**Task instructions:**
Find every line below that contains the word "devoted" and copy it out.

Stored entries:
- - - - - - -

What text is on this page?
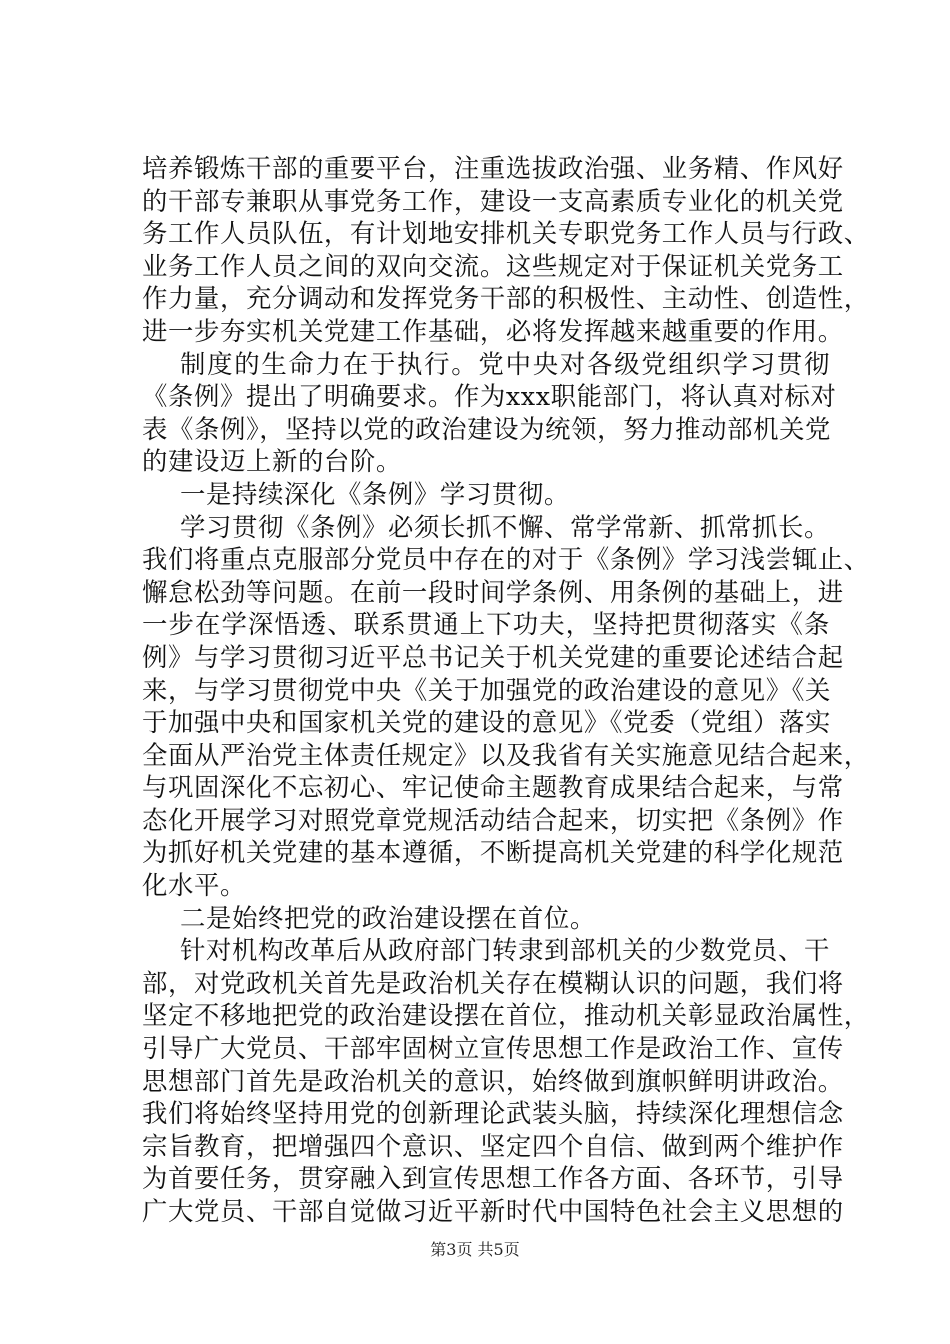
培养锻炼干部的重要平台，注重选拔政治强、业务精、作风好
的干部专兼职从事党务工作，建设一支高素质专业化的机关党
务工作人员队伍，有计划地安排机关专职党务工作人员与行政、
业务工作人员之间的双向交流。这些规定对于保证机关党务工
作力量，充分调动和发挥党务干部的积极性、主动性、创造性，
进一步夯实机关党建工作基础，必将发挥越来越重要的作用。
制度的生命力在于执行。党中央对各级党组织学习贯彻
《条例》提出了明确要求。作为xxx职能部门，将认真对标对
表《条例》，坚持以党的政治建设为统领，努力推动部机关党
的建设迈上新的台阶。
一是持续深化《条例》学习贯彻。
学习贯彻《条例》必须长抓不懈、常学常新、抓常抓长。
我们将重点克服部分党员中存在的对于《条例》学习浅尝辄止、
懈怠松劲等问题。在前一段时间学条例、用条例的基础上，进
一步在学深悟透、联系贯通上下功夫，坚持把贯彻落实《条
例》与学习贯彻习近平总书记关于机关党建的重要论述结合起
来，与学习贯彻党中央《关于加强党的政治建设的意见》《关
于加强中央和国家机关党的建设的意见》《党委（党组）落实
全面从严治党主体责任规定》以及我省有关实施意见结合起来，
与巩固深化不忘初心、牢记使命主题教育成果结合起来，与常
态化开展学习对照党章党规活动结合起来，切实把《条例》作
为抓好机关党建的基本遵循，不断提高机关党建的科学化规范
化水平。
二是始终把党的政治建设摆在首位。
针对机构改革后从政府部门转隶到部机关的少数党员、干
部，对党政机关首先是政治机关存在模糊认识的问题，我们将
坚定不移地把党的政治建设摆在首位，推动机关彰显政治属性，
引导广大党员、干部牢固树立宣传思想工作是政治工作、宣传
思想部门首先是政治机关的意识，始终做到旗帜鲜明讲政治。
我们将始终坚持用党的创新理论武装头脑，持续深化理想信念
宗旨教育，把增强四个意识、坚定四个自信、做到两个维护作
为首要任务，贯穿融入到宣传思想工作各方面、各环节，引导
广大党员、干部自觉做习近平新时代中国特色社会主义思想的
第3页 共5页
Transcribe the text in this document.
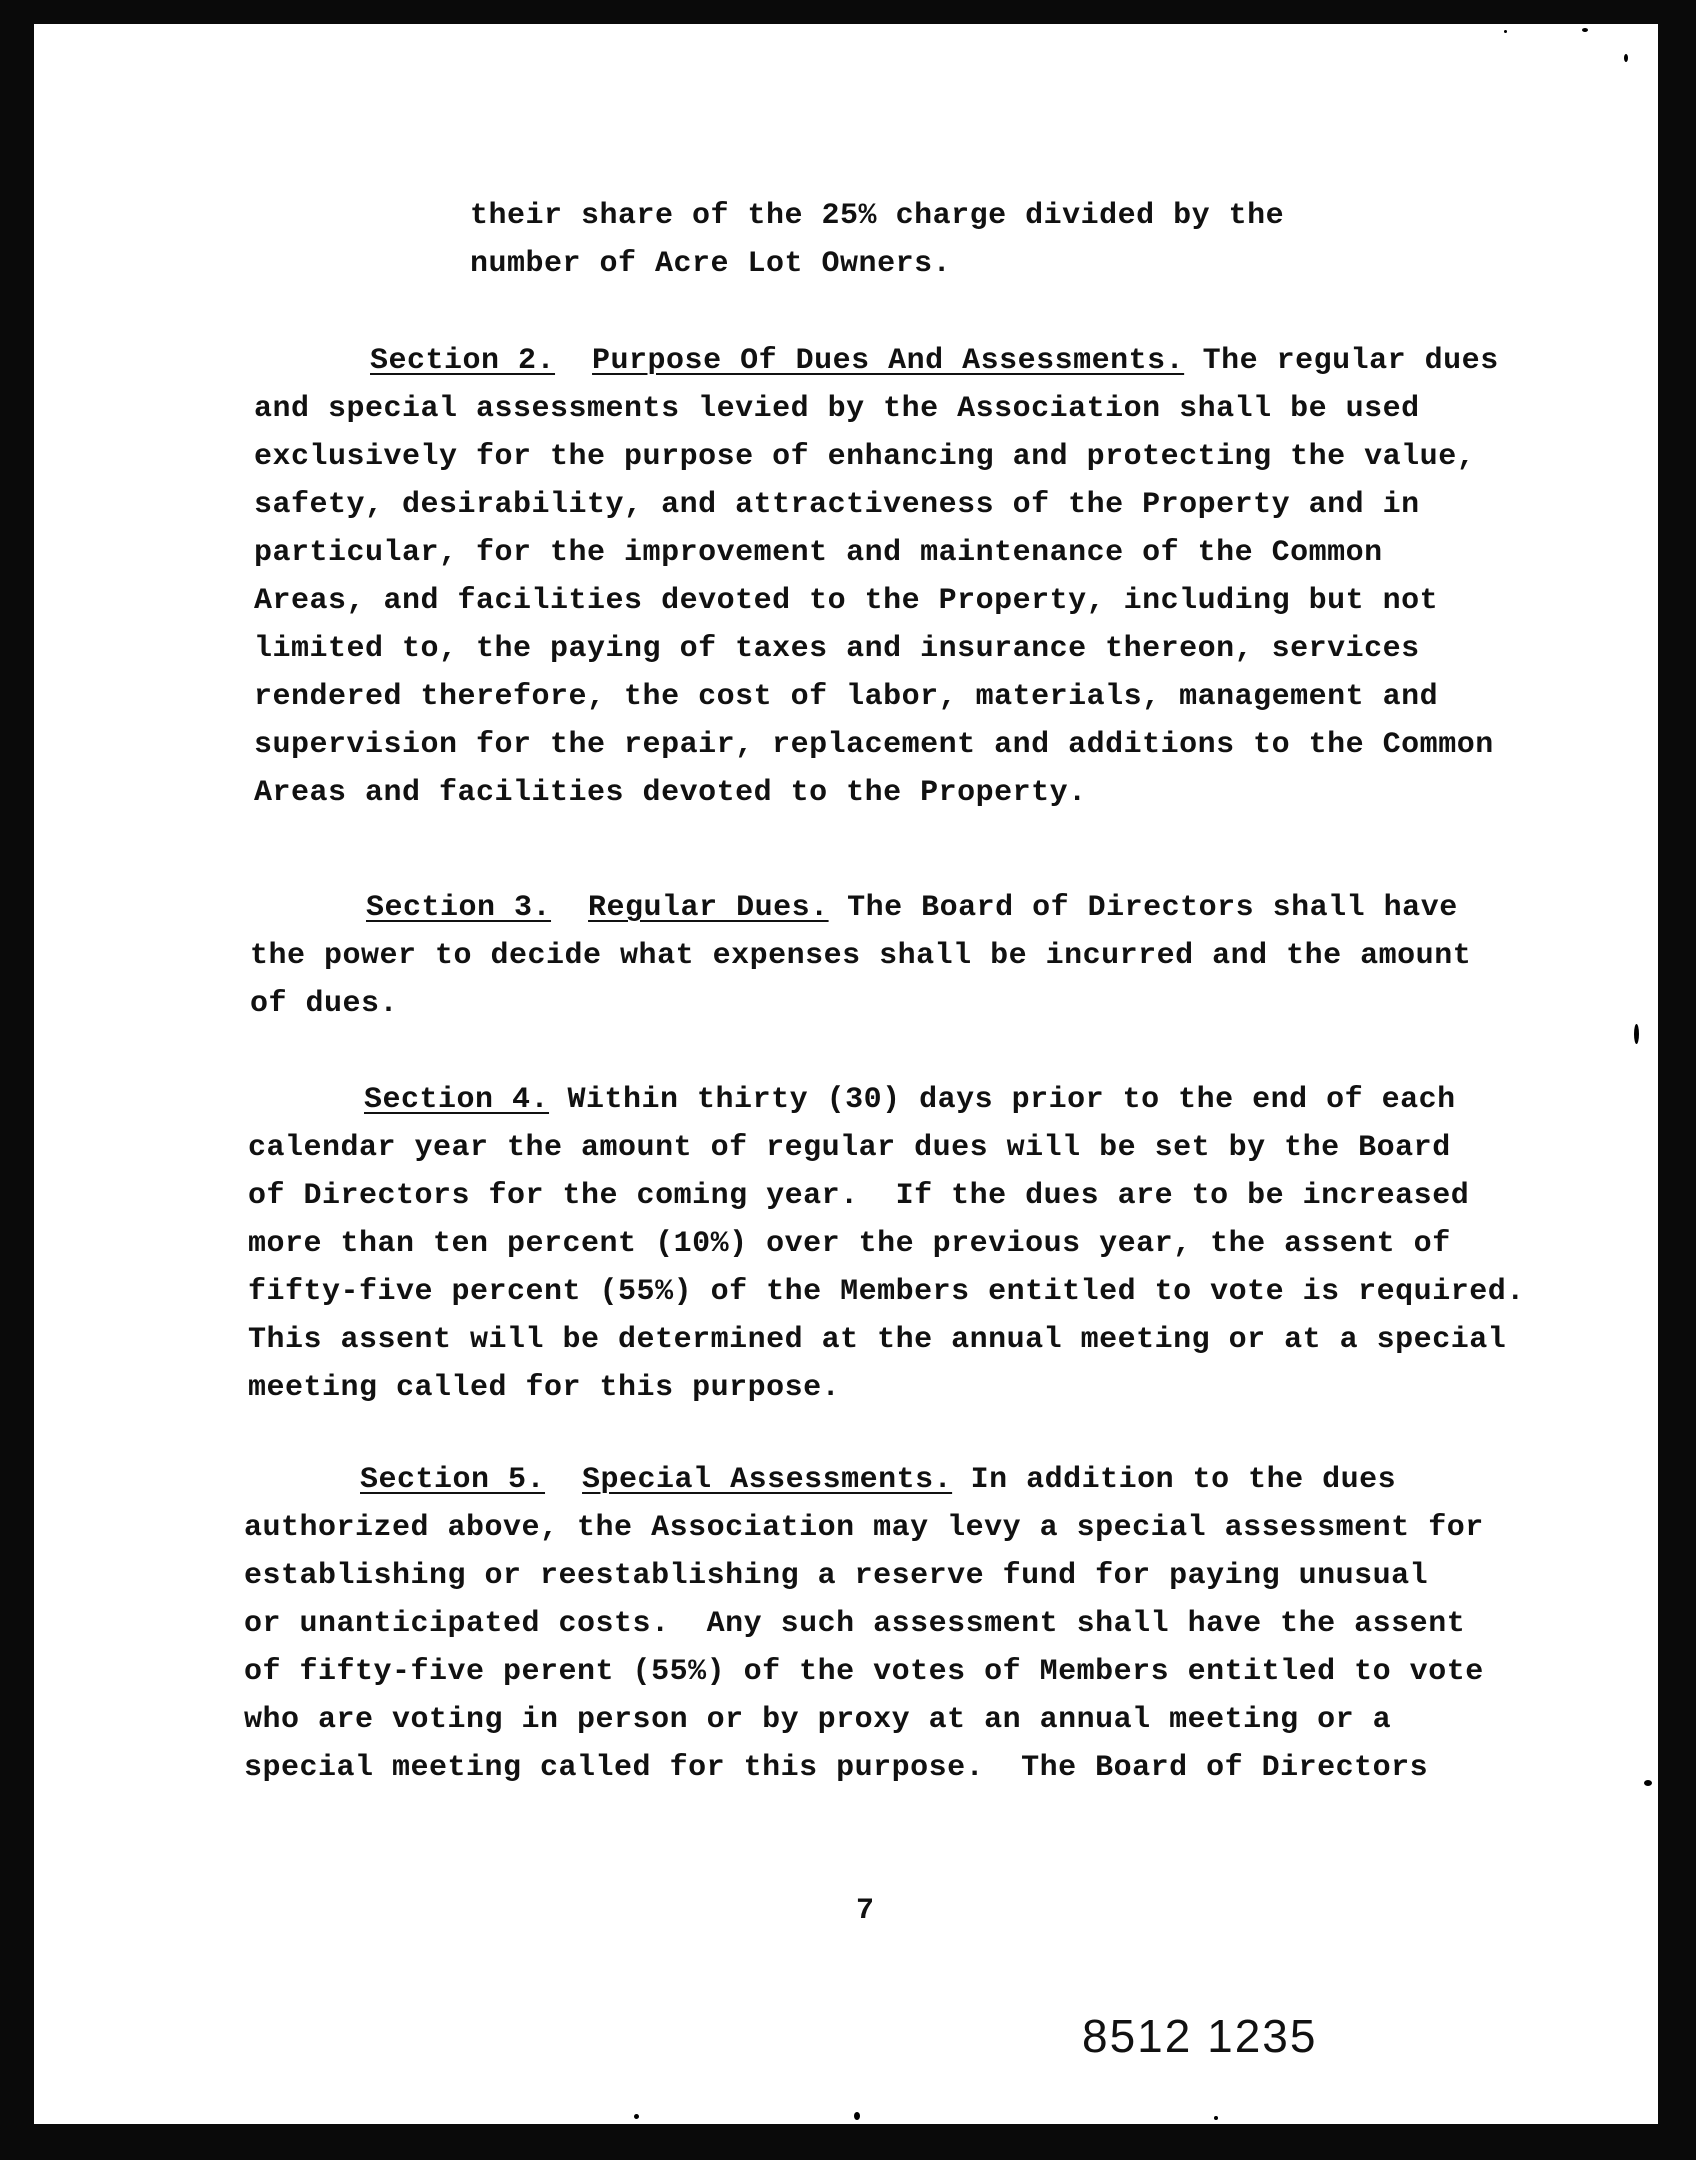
their share of the 25% charge divided by the
number of Acre Lot Owners.
Section 2. Purpose Of Dues And Assessments. The regular dues
and special assessments levied by the Association shall be used
exclusively for the purpose of enhancing and protecting the value,
safety, desirability, and attractiveness of the Property and in
particular, for the improvement and maintenance of the Common
Areas, and facilities devoted to the Property, including but not
limited to, the paying of taxes and insurance thereon, services
rendered therefore, the cost of labor, materials, management and
supervision for the repair, replacement and additions to the Common
Areas and facilities devoted to the Property.
Section 3. Regular Dues. The Board of Directors shall have
the power to decide what expenses shall be incurred and the amount
of dues.
Section 4. Within thirty (30) days prior to the end of each
calendar year the amount of regular dues will be set by the Board
of Directors for the coming year.  If the dues are to be increased
more than ten percent (10%) over the previous year, the assent of
fifty-five percent (55%) of the Members entitled to vote is required.
This assent will be determined at the annual meeting or at a special
meeting called for this purpose.
Section 5. Special Assessments. In addition to the dues
authorized above, the Association may levy a special assessment for
establishing or reestablishing a reserve fund for paying unusual
or unanticipated costs.  Any such assessment shall have the assent
of fifty-five perent (55%) of the votes of Members entitled to vote
who are voting in person or by proxy at an annual meeting or a
special meeting called for this purpose.  The Board of Directors
7
8512 1235
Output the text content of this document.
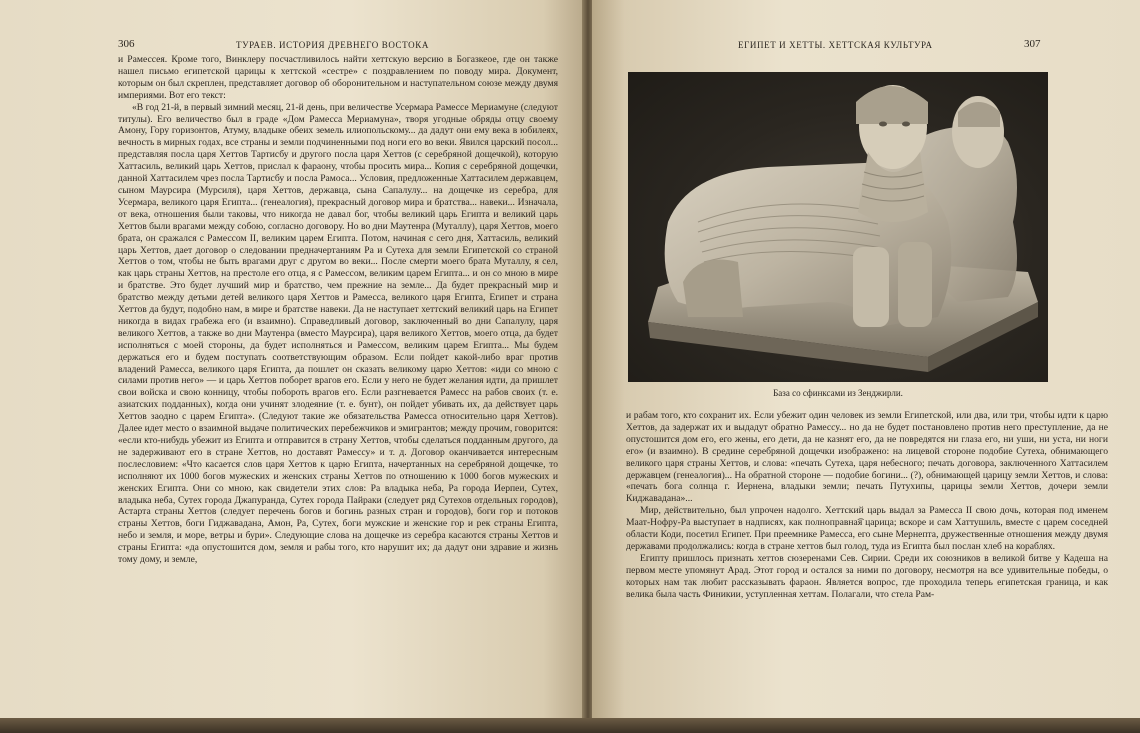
306	ТУРАЕВ. ИСТОРИЯ ДРЕВНЕГО ВОСТОКА

и Рамессея. Кроме того, Винклеру посчастливилось найти хеттскую версию в Богазкеое, где он также нашел письмо египетской царицы к хеттской «сестре» с поздравлением по поводу мира. Документ, которым он был скреплен, представляет договор об оборонительном и наступательном союзе между двумя империями. Вот его текст:

«В год 21-й, в первый зимний месяц, 21-й день, при величестве Усермара Рамессе Мериамуне (следуют титулы). Его величество был в граде «Дом Рамессa Мериамуна», творя угодные обряды отцу своему Амону, Гору горизонтов, Атуму, владыке обеих земель илиопольскому... да дадут они ему века в юбилеях, вечность в мирных годах, все страны и земли подчиненными под ноги его во веки. Явился царский посол... представляя посла царя Хеттов Тартисбу и другого посла царя Хеттов (с серебряной дощечкой), которую Хаттасиль, великий царь Хеттов, прислал к фараону, чтобы просить мира... Копия с серебряной дощечки, данной Хаттасилем чрез посла Тартисбу и посла Рамоса... Условия, предложенные Хаттасилем державцем, сыном Маурсира (Мурсиля), царя Хеттов, державца, сына Сапалулу... на дощечке из серебра, для Усермара, великого царя Египта... (генеалогия), прекрасный договор мира и братства... навеки... Изначала, от века, отношения были таковы, что никогда не давал бог, чтобы великий царь Египта и великий царь Хеттов были врагами между собою, согласно договору. Но во дни Маутенра (Муталлу), царя Хеттов, моего брата, он сражался с Рамессом II, великим царем Египта. Потом, начиная с сего дня, Хаттасиль, великий царь Хеттов, дает договор о следовании предначертаниям Ра и Сутеха для земли Египетской со страной Хеттов о том, чтобы не быть врагами друг с другом во веки... После смерти моего брата Муталлу, я сел, как царь страны Хеттов, на престоле его отца, я с Рамессом, великим царем Египта... и он со мною в мире и братстве. Это будет лучший мир и братство, чем прежние на земле... Да будет прекрасный мир и братство между детьми детей великого царя Хеттов и Рамесса, великого царя Египта, Египет и страна Хеттов да будут, подобно нам, в мире и братстве навеки. Да не наступает хеттский великий царь на Египет никогда в видах грабежа его (и взаимно). Справедливый договор, заключенный во дни Сапалулу, царя великого Хеттов, а также во дни Маутенра (вместо Маурсира), царя великого Хеттов, моего отца, да будет исполняться с моей стороны, да будет исполняться и Рамессом, великим царем Египта... Мы будем держаться его и будем поступать соответствующим образом. Если пойдет какой-либо враг против владений Рамесса, великого царя Египта, да пошлет он сказать великому царю Хеттов: «иди со мною с силами против него» — и царь Хеттов поборет врагов его. Если у него не будет желания идти, да пришлет свои войска и свою конницу, чтобы побороть врагов его. Если разгневается Рамесс на рабов своих (т. е. азиатских подданных), когда они учинят злодеяние (т. е. бунт), он пойдет убивать их, да действует царь Хеттов заодно с царем Египта». (Следуют такие же обязательства Рамесса относительно царя Хеттов). Далее идет место о взаимной выдаче политических перебежчиков и эмигрантов; между прочим, говорится: «если кто-нибудь убежит из Египта и отправится в страну Хеттов, чтобы сделаться подданным другого, да не задерживают его в стране Хеттов, но доставят Рамессу» и т. д. Договор оканчивается интересным послесловием: «Что касается слов царя Хеттов к царю Египта, начертанных на серебряной дощечке, то исполняют их 1000 богов мужеских и женских страны Хеттов по отношению к 1000 богов мужеских и женских Египта. Они со мною, как свидетели этих слов: Ра владыка неба, Ра города Иерпеи, Сутех, владыка неба, Сутех города Джапуранда, Сутех города Пайраки (следует ряд Сутехов отдельных городов), Астарта страны Хеттов (следует перечень богов и богинь разных стран и городов), боги гор и потоков страны Хеттов, боги Гиджавадана, Амон, Ра, Сутех, боги мужские и женские гор и рек страны Египта, небо и земля, и море, ветры и бури». Следующие слова на дощечке из серебра касаются страны Хеттов и страны Египта: «да опустошится дом, земля и рабы того, кто нарушит их; да дадут они здравие и жизнь тому дому, и земле,

ЕГИПЕТ И ХЕТТЫ. ХЕТТСКАЯ КУЛЬТУРА	307
База со сфинксами из Зенджирли.

и рабам того, кто сохранит их. Если убежит один человек из земли Египетской, или два, или три, чтобы идти к царю Хеттов, да задержат их и выдадут обратно Рамессу... но да не будет постановлено против него преступление, да не опустошится дом его, его жены, его дети, да не казнят его, да не повредятся ни глаза его, ни уши, ни уста, ни ноги его» (и взаимно). В средине серебряной дощечки изображено: на лицевой стороне подобие Сутеха, обнимающего великого царя страны Хеттов, и слова: «печать Сутеха, царя небесного; печать договора, заключенного Хаттасилем державцем (генеалогия)... На обратной стороне — подобие богини... (?), обнимающей царицу земли Хеттов, и слова: «печать бога солнца г. Иернена, владыки земли; печать Путухипы, царицы земли Хеттов, дочери земли Киджавадана»...

Мир, действительно, был упрочен надолго. Хеттский царь выдал за Рамесса II свою дочь, которая под именем Маат-Нофру-Ра выступает в надписях, как полноправна͡я царица; вскоре и сам Хаттушиль, вместе с царем соседней области Коди, посетил Египет. При преемнике Рамесса, его сыне Мернепта, дружественные отношения между двумя державами продолжались: когда в стране хеттов был голод, туда из Египта был послан хлеб на кораблях.

Египту пришлось признать хеттов сюзеренами Сев. Сирии. Среди их союзников в великой битве у Кадеша на первом месте упомянут Арад. Этот город и остался за ними по договору, несмотря на все удивительные победы, о которых нам так любит рассказывать фараон. Является вопрос, где проходила теперь египетская граница, и как велика была часть Финикии, уступленная хеттам. Полагали, что стела Рам-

- - - - - - -

**Answer to this problem:**
Areas, and facilities devoted to the Property, including but not
Areas and facilities devoted to the Property.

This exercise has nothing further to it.